### EXTRACTED RECORDS

-*-*-

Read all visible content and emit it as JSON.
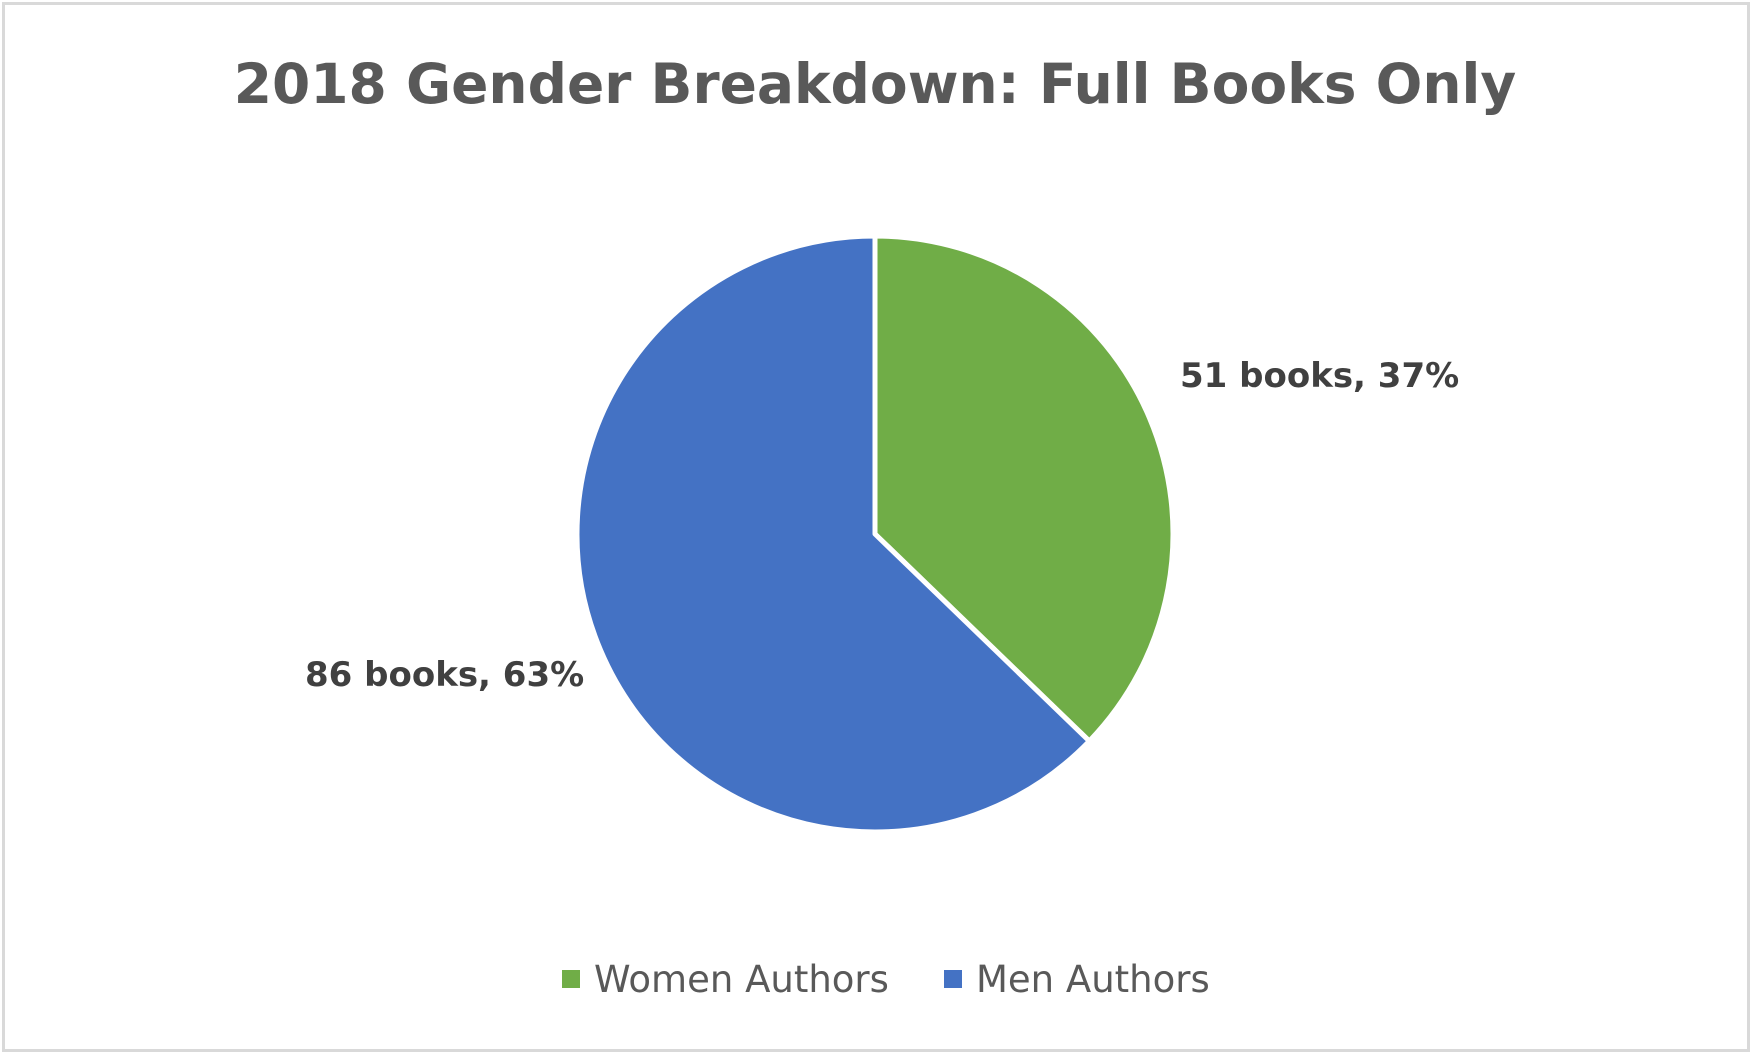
{
  "chart_data": {
    "type": "pie",
    "title": "2018 Gender Breakdown: Full Books Only",
    "categories": [
      "Women Authors",
      "Men Authors"
    ],
    "values": [
      51,
      86
    ],
    "percentages": [
      37,
      63
    ],
    "data_labels": [
      "51 books, 37%",
      "86 books, 63%"
    ],
    "colors": [
      "#70ad47",
      "#4472c4"
    ],
    "legend": {
      "position": "bottom",
      "entries": [
        "Women Authors",
        "Men Authors"
      ]
    },
    "start_angle": "12 o'clock",
    "direction": "clockwise"
  }
}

-*-*-

### AIM OF THE EXERCISE
All lines holding the word "Authors" should be picked out and copied.

### ANSWER FOR THE TASK
      "Women Authors",
      "Men Authors"
        "Women Authors",
        "Men Authors"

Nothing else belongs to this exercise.